- [Aim]: What follows is a block of records; reproduce all of it verbatim.

- [Stored records]:
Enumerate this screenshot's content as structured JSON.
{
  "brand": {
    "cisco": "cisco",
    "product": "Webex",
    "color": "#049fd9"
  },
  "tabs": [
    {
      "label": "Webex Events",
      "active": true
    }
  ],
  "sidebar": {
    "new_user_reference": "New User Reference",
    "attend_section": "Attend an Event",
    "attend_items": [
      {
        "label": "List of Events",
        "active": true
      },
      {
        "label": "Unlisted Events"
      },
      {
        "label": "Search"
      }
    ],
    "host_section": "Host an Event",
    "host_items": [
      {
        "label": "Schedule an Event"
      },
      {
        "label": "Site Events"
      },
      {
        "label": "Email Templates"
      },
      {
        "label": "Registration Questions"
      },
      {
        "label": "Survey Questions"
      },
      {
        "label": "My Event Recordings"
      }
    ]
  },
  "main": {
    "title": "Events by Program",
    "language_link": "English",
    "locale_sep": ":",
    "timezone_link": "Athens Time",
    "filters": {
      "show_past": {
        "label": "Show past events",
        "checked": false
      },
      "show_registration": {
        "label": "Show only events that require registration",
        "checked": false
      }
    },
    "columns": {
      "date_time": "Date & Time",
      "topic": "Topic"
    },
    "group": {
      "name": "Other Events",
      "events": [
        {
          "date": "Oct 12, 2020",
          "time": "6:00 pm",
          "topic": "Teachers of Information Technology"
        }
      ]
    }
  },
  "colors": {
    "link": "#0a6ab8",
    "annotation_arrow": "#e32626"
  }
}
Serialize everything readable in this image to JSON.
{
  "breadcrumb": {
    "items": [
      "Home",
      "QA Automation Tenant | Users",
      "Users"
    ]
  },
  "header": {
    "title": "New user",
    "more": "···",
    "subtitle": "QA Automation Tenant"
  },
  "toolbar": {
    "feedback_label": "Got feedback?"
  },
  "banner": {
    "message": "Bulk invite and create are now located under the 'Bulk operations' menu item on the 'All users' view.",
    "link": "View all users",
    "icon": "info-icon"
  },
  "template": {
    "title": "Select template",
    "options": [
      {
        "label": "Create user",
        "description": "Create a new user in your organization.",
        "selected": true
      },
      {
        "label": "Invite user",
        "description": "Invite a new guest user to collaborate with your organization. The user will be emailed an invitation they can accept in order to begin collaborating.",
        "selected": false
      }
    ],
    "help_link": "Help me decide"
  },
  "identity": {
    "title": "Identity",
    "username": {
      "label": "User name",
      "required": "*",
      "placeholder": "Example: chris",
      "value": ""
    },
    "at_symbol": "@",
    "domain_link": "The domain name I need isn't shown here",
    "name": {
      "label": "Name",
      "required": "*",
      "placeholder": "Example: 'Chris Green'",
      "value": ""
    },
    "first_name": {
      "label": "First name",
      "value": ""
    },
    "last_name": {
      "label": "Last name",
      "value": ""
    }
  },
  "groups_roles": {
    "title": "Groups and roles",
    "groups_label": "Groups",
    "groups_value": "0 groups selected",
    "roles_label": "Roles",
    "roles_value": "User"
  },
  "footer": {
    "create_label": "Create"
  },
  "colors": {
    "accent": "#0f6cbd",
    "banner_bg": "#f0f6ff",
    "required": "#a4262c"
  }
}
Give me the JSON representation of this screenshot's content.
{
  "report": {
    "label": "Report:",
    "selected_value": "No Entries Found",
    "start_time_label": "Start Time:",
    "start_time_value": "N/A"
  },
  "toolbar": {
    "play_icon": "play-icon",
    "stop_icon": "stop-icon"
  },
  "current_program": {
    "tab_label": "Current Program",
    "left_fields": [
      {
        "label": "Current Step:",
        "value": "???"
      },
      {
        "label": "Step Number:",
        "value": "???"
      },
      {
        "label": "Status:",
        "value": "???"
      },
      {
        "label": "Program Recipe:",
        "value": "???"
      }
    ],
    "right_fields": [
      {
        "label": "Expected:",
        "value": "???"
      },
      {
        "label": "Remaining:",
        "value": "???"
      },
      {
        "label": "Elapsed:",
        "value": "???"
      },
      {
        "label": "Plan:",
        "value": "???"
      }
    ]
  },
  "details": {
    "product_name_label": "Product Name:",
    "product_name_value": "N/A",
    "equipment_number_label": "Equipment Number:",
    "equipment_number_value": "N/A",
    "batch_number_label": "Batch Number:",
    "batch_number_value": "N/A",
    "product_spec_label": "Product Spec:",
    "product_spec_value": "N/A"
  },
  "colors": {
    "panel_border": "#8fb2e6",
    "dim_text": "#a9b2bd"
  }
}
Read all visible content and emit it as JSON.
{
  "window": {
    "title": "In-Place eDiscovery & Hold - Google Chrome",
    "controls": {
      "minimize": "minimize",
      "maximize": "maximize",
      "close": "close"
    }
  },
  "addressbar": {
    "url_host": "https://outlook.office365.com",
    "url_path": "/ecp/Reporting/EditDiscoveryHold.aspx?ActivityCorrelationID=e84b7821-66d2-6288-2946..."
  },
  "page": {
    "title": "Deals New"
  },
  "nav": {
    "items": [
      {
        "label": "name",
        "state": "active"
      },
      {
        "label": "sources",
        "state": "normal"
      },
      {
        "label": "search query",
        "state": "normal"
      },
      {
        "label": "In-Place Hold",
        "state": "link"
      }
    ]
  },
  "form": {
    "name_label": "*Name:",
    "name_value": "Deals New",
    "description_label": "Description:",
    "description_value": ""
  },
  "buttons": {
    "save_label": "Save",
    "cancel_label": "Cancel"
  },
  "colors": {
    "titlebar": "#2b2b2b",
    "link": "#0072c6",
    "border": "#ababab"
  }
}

- [Response to the task]:
Enumerate this screenshot's content as structured JSON.
{
  "brand": {
    "cisco": "cisco",
    "product": "Webex",
    "color": "#049fd9"
  },
  "tabs": [
    {
      "label": "Webex Events",
      "active": true
    }
  ],
  "sidebar": {
    "new_user_reference": "New User Reference",
    "attend_section": "Attend an Event",
    "attend_items": [
      {
        "label": "List of Events",
        "active": true
      },
      {
        "label": "Unlisted Events"
      },
      {
        "label": "Search"
      }
    ],
    "host_section": "Host an Event",
    "host_items": [
      {
        "label": "Schedule an Event"
      },
      {
        "label": "Site Events"
      },
      {
        "label": "Email Templates"
      },
      {
        "label": "Registration Questions"
      },
      {
        "label": "Survey Questions"
      },
      {
        "label": "My Event Recordings"
      }
    ]
  },
  "main": {
    "title": "Events by Program",
    "language_link": "English",
    "locale_sep": ":",
    "timezone_link": "Athens Time",
    "filters": {
      "show_past": {
        "label": "Show past events",
        "checked": false
      },
      "show_registration": {
        "label": "Show only events that require registration",
        "checked": false
      }
    },
    "columns": {
      "date_time": "Date & Time",
      "topic": "Topic"
    },
    "group": {
      "name": "Other Events",
      "events": [
        {
          "date": "Oct 12, 2020",
          "time": "6:00 pm",
          "topic": "Teachers of Information Technology"
        }
      ]
    }
  },
  "colors": {
    "link": "#0a6ab8",
    "annotation_arrow": "#e32626"
  }
}
Serialize everything readable in this image to JSON.
{
  "breadcrumb": {
    "items": [
      "Home",
      "QA Automation Tenant | Users",
      "Users"
    ]
  },
  "header": {
    "title": "New user",
    "more": "···",
    "subtitle": "QA Automation Tenant"
  },
  "toolbar": {
    "feedback_label": "Got feedback?"
  },
  "banner": {
    "message": "Bulk invite and create are now located under the 'Bulk operations' menu item on the 'All users' view.",
    "link": "View all users",
    "icon": "info-icon"
  },
  "template": {
    "title": "Select template",
    "options": [
      {
        "label": "Create user",
        "description": "Create a new user in your organization.",
        "selected": true
      },
      {
        "label": "Invite user",
        "description": "Invite a new guest user to collaborate with your organization. The user will be emailed an invitation they can accept in order to begin collaborating.",
        "selected": false
      }
    ],
    "help_link": "Help me decide"
  },
  "identity": {
    "title": "Identity",
    "username": {
      "label": "User name",
      "required": "*",
      "placeholder": "Example: chris",
      "value": ""
    },
    "at_symbol": "@",
    "domain_link": "The domain name I need isn't shown here",
    "name": {
      "label": "Name",
      "required": "*",
      "placeholder": "Example: 'Chris Green'",
      "value": ""
    },
    "first_name": {
      "label": "First name",
      "value": ""
    },
    "last_name": {
      "label": "Last name",
      "value": ""
    }
  },
  "groups_roles": {
    "title": "Groups and roles",
    "groups_label": "Groups",
    "groups_value": "0 groups selected",
    "roles_label": "Roles",
    "roles_value": "User"
  },
  "footer": {
    "create_label": "Create"
  },
  "colors": {
    "accent": "#0f6cbd",
    "banner_bg": "#f0f6ff",
    "required": "#a4262c"
  }
}
Give me the JSON representation of this screenshot's content.
{
  "report": {
    "label": "Report:",
    "selected_value": "No Entries Found",
    "start_time_label": "Start Time:",
    "start_time_value": "N/A"
  },
  "toolbar": {
    "play_icon": "play-icon",
    "stop_icon": "stop-icon"
  },
  "current_program": {
    "tab_label": "Current Program",
    "left_fields": [
      {
        "label": "Current Step:",
        "value": "???"
      },
      {
        "label": "Step Number:",
        "value": "???"
      },
      {
        "label": "Status:",
        "value": "???"
      },
      {
        "label": "Program Recipe:",
        "value": "???"
      }
    ],
    "right_fields": [
      {
        "label": "Expected:",
        "value": "???"
      },
      {
        "label": "Remaining:",
        "value": "???"
      },
      {
        "label": "Elapsed:",
        "value": "???"
      },
      {
        "label": "Plan:",
        "value": "???"
      }
    ]
  },
  "details": {
    "product_name_label": "Product Name:",
    "product_name_value": "N/A",
    "equipment_number_label": "Equipment Number:",
    "equipment_number_value": "N/A",
    "batch_number_label": "Batch Number:",
    "batch_number_value": "N/A",
    "product_spec_label": "Product Spec:",
    "product_spec_value": "N/A"
  },
  "colors": {
    "panel_border": "#8fb2e6",
    "dim_text": "#a9b2bd"
  }
}
Read all visible content and emit it as JSON.
{
  "window": {
    "title": "In-Place eDiscovery & Hold - Google Chrome",
    "controls": {
      "minimize": "minimize",
      "maximize": "maximize",
      "close": "close"
    }
  },
  "addressbar": {
    "url_host": "https://outlook.office365.com",
    "url_path": "/ecp/Reporting/EditDiscoveryHold.aspx?ActivityCorrelationID=e84b7821-66d2-6288-2946..."
  },
  "page": {
    "title": "Deals New"
  },
  "nav": {
    "items": [
      {
        "label": "name",
        "state": "active"
      },
      {
        "label": "sources",
        "state": "normal"
      },
      {
        "label": "search query",
        "state": "normal"
      },
      {
        "label": "In-Place Hold",
        "state": "link"
      }
    ]
  },
  "form": {
    "name_label": "*Name:",
    "name_value": "Deals New",
    "description_label": "Description:",
    "description_value": ""
  },
  "buttons": {
    "save_label": "Save",
    "cancel_label": "Cancel"
  },
  "colors": {
    "titlebar": "#2b2b2b",
    "link": "#0072c6",
    "border": "#ababab"
  }
}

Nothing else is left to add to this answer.